Please quote the material exactly, every line of it.

» **SUPPLIED ENTRIES**

++++++++

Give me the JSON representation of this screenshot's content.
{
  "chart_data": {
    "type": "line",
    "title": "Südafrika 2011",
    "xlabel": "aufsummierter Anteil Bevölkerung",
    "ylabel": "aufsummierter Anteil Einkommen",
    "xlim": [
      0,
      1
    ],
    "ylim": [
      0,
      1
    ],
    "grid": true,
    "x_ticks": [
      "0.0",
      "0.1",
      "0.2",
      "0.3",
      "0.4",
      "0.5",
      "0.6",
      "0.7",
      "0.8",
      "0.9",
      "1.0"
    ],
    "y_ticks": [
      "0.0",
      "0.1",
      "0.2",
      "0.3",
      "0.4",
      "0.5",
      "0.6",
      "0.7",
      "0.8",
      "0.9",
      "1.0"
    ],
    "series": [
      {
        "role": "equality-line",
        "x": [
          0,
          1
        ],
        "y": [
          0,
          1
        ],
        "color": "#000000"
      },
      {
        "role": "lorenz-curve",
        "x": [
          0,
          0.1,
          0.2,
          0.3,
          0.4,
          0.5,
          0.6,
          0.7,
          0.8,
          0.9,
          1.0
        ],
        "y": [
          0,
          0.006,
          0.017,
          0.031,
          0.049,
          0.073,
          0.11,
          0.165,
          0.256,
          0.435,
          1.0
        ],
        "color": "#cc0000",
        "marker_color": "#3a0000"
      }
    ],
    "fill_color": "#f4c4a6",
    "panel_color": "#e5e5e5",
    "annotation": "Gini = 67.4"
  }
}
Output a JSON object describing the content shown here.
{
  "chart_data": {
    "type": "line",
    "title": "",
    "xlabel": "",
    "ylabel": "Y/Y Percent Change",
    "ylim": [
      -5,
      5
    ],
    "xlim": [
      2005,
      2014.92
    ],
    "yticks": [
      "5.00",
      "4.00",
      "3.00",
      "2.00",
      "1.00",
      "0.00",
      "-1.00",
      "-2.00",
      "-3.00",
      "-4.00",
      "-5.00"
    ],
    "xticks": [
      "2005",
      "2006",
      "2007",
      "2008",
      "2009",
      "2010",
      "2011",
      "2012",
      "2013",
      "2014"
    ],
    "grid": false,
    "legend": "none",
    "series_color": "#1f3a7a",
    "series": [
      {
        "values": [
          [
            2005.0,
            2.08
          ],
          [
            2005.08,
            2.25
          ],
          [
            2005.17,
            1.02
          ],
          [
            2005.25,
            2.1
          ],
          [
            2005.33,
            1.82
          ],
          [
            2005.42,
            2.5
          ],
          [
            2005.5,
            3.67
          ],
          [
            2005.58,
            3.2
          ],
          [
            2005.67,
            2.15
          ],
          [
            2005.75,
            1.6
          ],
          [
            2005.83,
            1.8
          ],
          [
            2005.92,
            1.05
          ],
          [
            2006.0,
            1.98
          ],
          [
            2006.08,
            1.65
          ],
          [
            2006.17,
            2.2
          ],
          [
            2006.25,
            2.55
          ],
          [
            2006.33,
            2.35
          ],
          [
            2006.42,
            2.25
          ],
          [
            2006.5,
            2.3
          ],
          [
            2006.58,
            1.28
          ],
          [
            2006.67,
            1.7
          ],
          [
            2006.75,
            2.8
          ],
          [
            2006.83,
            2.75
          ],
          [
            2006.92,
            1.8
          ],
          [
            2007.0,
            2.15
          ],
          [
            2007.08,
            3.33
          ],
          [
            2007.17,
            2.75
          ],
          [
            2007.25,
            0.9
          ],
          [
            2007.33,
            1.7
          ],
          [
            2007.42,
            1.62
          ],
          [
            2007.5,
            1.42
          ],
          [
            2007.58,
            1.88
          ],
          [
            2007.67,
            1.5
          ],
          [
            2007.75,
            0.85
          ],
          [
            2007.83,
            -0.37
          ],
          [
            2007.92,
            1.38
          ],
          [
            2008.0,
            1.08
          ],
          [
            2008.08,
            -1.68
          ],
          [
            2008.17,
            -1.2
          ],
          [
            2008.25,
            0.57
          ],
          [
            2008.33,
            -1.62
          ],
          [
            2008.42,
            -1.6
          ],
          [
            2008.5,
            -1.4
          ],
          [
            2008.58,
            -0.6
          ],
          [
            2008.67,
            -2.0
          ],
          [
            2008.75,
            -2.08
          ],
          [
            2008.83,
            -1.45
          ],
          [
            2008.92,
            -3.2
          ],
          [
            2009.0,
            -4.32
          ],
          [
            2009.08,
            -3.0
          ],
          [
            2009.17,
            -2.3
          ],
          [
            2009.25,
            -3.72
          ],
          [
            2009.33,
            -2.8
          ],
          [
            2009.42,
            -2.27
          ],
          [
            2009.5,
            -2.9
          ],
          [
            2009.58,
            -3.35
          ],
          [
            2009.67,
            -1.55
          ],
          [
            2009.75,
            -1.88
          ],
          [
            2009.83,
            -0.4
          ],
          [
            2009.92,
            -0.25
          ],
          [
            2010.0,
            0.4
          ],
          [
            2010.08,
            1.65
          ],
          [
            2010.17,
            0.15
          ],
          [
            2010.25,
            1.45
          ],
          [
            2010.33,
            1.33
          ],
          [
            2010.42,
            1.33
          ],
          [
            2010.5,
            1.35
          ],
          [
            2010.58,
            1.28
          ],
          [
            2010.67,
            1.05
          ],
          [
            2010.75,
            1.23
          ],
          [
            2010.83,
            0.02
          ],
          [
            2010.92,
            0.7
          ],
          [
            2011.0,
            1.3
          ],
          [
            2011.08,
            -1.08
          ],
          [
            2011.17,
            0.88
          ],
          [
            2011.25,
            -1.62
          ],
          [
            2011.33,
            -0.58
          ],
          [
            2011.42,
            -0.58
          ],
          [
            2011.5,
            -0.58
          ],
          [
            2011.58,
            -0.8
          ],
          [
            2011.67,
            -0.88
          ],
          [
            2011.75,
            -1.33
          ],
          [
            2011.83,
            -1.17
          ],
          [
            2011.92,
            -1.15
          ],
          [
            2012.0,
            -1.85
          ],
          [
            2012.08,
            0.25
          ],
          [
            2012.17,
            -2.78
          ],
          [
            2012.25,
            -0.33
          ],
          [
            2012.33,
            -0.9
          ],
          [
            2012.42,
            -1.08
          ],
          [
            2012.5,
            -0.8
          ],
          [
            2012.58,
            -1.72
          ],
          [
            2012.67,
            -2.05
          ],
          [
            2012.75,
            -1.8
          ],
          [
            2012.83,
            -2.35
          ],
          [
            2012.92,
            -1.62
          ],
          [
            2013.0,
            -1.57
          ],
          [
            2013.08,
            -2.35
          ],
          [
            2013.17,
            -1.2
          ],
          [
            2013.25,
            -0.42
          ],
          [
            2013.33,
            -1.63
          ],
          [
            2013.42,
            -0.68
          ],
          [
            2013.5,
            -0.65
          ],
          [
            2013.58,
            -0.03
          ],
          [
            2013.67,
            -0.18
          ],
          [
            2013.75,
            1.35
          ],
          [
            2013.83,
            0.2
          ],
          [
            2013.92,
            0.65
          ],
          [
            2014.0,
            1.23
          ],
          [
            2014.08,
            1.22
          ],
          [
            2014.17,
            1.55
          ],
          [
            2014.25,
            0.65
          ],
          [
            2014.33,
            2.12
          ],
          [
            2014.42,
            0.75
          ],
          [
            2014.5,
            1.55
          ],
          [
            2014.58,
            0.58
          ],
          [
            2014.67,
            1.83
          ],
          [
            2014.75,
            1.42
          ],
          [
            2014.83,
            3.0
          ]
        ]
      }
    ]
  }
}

++++++++

» **RESPONSE**
Give me the JSON representation of this screenshot's content.
{
  "chart_data": {
    "type": "line",
    "title": "Südafrika 2011",
    "xlabel": "aufsummierter Anteil Bevölkerung",
    "ylabel": "aufsummierter Anteil Einkommen",
    "xlim": [
      0,
      1
    ],
    "ylim": [
      0,
      1
    ],
    "grid": true,
    "x_ticks": [
      "0.0",
      "0.1",
      "0.2",
      "0.3",
      "0.4",
      "0.5",
      "0.6",
      "0.7",
      "0.8",
      "0.9",
      "1.0"
    ],
    "y_ticks": [
      "0.0",
      "0.1",
      "0.2",
      "0.3",
      "0.4",
      "0.5",
      "0.6",
      "0.7",
      "0.8",
      "0.9",
      "1.0"
    ],
    "series": [
      {
        "role": "equality-line",
        "x": [
          0,
          1
        ],
        "y": [
          0,
          1
        ],
        "color": "#000000"
      },
      {
        "role": "lorenz-curve",
        "x": [
          0,
          0.1,
          0.2,
          0.3,
          0.4,
          0.5,
          0.6,
          0.7,
          0.8,
          0.9,
          1.0
        ],
        "y": [
          0,
          0.006,
          0.017,
          0.031,
          0.049,
          0.073,
          0.11,
          0.165,
          0.256,
          0.435,
          1.0
        ],
        "color": "#cc0000",
        "marker_color": "#3a0000"
      }
    ],
    "fill_color": "#f4c4a6",
    "panel_color": "#e5e5e5",
    "annotation": "Gini = 67.4"
  }
}
Output a JSON object describing the content shown here.
{
  "chart_data": {
    "type": "line",
    "title": "",
    "xlabel": "",
    "ylabel": "Y/Y Percent Change",
    "ylim": [
      -5,
      5
    ],
    "xlim": [
      2005,
      2014.92
    ],
    "yticks": [
      "5.00",
      "4.00",
      "3.00",
      "2.00",
      "1.00",
      "0.00",
      "-1.00",
      "-2.00",
      "-3.00",
      "-4.00",
      "-5.00"
    ],
    "xticks": [
      "2005",
      "2006",
      "2007",
      "2008",
      "2009",
      "2010",
      "2011",
      "2012",
      "2013",
      "2014"
    ],
    "grid": false,
    "legend": "none",
    "series_color": "#1f3a7a",
    "series": [
      {
        "values": [
          [
            2005.0,
            2.08
          ],
          [
            2005.08,
            2.25
          ],
          [
            2005.17,
            1.02
          ],
          [
            2005.25,
            2.1
          ],
          [
            2005.33,
            1.82
          ],
          [
            2005.42,
            2.5
          ],
          [
            2005.5,
            3.67
          ],
          [
            2005.58,
            3.2
          ],
          [
            2005.67,
            2.15
          ],
          [
            2005.75,
            1.6
          ],
          [
            2005.83,
            1.8
          ],
          [
            2005.92,
            1.05
          ],
          [
            2006.0,
            1.98
          ],
          [
            2006.08,
            1.65
          ],
          [
            2006.17,
            2.2
          ],
          [
            2006.25,
            2.55
          ],
          [
            2006.33,
            2.35
          ],
          [
            2006.42,
            2.25
          ],
          [
            2006.5,
            2.3
          ],
          [
            2006.58,
            1.28
          ],
          [
            2006.67,
            1.7
          ],
          [
            2006.75,
            2.8
          ],
          [
            2006.83,
            2.75
          ],
          [
            2006.92,
            1.8
          ],
          [
            2007.0,
            2.15
          ],
          [
            2007.08,
            3.33
          ],
          [
            2007.17,
            2.75
          ],
          [
            2007.25,
            0.9
          ],
          [
            2007.33,
            1.7
          ],
          [
            2007.42,
            1.62
          ],
          [
            2007.5,
            1.42
          ],
          [
            2007.58,
            1.88
          ],
          [
            2007.67,
            1.5
          ],
          [
            2007.75,
            0.85
          ],
          [
            2007.83,
            -0.37
          ],
          [
            2007.92,
            1.38
          ],
          [
            2008.0,
            1.08
          ],
          [
            2008.08,
            -1.68
          ],
          [
            2008.17,
            -1.2
          ],
          [
            2008.25,
            0.57
          ],
          [
            2008.33,
            -1.62
          ],
          [
            2008.42,
            -1.6
          ],
          [
            2008.5,
            -1.4
          ],
          [
            2008.58,
            -0.6
          ],
          [
            2008.67,
            -2.0
          ],
          [
            2008.75,
            -2.08
          ],
          [
            2008.83,
            -1.45
          ],
          [
            2008.92,
            -3.2
          ],
          [
            2009.0,
            -4.32
          ],
          [
            2009.08,
            -3.0
          ],
          [
            2009.17,
            -2.3
          ],
          [
            2009.25,
            -3.72
          ],
          [
            2009.33,
            -2.8
          ],
          [
            2009.42,
            -2.27
          ],
          [
            2009.5,
            -2.9
          ],
          [
            2009.58,
            -3.35
          ],
          [
            2009.67,
            -1.55
          ],
          [
            2009.75,
            -1.88
          ],
          [
            2009.83,
            -0.4
          ],
          [
            2009.92,
            -0.25
          ],
          [
            2010.0,
            0.4
          ],
          [
            2010.08,
            1.65
          ],
          [
            2010.17,
            0.15
          ],
          [
            2010.25,
            1.45
          ],
          [
            2010.33,
            1.33
          ],
          [
            2010.42,
            1.33
          ],
          [
            2010.5,
            1.35
          ],
          [
            2010.58,
            1.28
          ],
          [
            2010.67,
            1.05
          ],
          [
            2010.75,
            1.23
          ],
          [
            2010.83,
            0.02
          ],
          [
            2010.92,
            0.7
          ],
          [
            2011.0,
            1.3
          ],
          [
            2011.08,
            -1.08
          ],
          [
            2011.17,
            0.88
          ],
          [
            2011.25,
            -1.62
          ],
          [
            2011.33,
            -0.58
          ],
          [
            2011.42,
            -0.58
          ],
          [
            2011.5,
            -0.58
          ],
          [
            2011.58,
            -0.8
          ],
          [
            2011.67,
            -0.88
          ],
          [
            2011.75,
            -1.33
          ],
          [
            2011.83,
            -1.17
          ],
          [
            2011.92,
            -1.15
          ],
          [
            2012.0,
            -1.85
          ],
          [
            2012.08,
            0.25
          ],
          [
            2012.17,
            -2.78
          ],
          [
            2012.25,
            -0.33
          ],
          [
            2012.33,
            -0.9
          ],
          [
            2012.42,
            -1.08
          ],
          [
            2012.5,
            -0.8
          ],
          [
            2012.58,
            -1.72
          ],
          [
            2012.67,
            -2.05
          ],
          [
            2012.75,
            -1.8
          ],
          [
            2012.83,
            -2.35
          ],
          [
            2012.92,
            -1.62
          ],
          [
            2013.0,
            -1.57
          ],
          [
            2013.08,
            -2.35
          ],
          [
            2013.17,
            -1.2
          ],
          [
            2013.25,
            -0.42
          ],
          [
            2013.33,
            -1.63
          ],
          [
            2013.42,
            -0.68
          ],
          [
            2013.5,
            -0.65
          ],
          [
            2013.58,
            -0.03
          ],
          [
            2013.67,
            -0.18
          ],
          [
            2013.75,
            1.35
          ],
          [
            2013.83,
            0.2
          ],
          [
            2013.92,
            0.65
          ],
          [
            2014.0,
            1.23
          ],
          [
            2014.08,
            1.22
          ],
          [
            2014.17,
            1.55
          ],
          [
            2014.25,
            0.65
          ],
          [
            2014.33,
            2.12
          ],
          [
            2014.42,
            0.75
          ],
          [
            2014.5,
            1.55
          ],
          [
            2014.58,
            0.58
          ],
          [
            2014.67,
            1.83
          ],
          [
            2014.75,
            1.42
          ],
          [
            2014.83,
            3.0
          ]
        ]
      }
    ]
  }
}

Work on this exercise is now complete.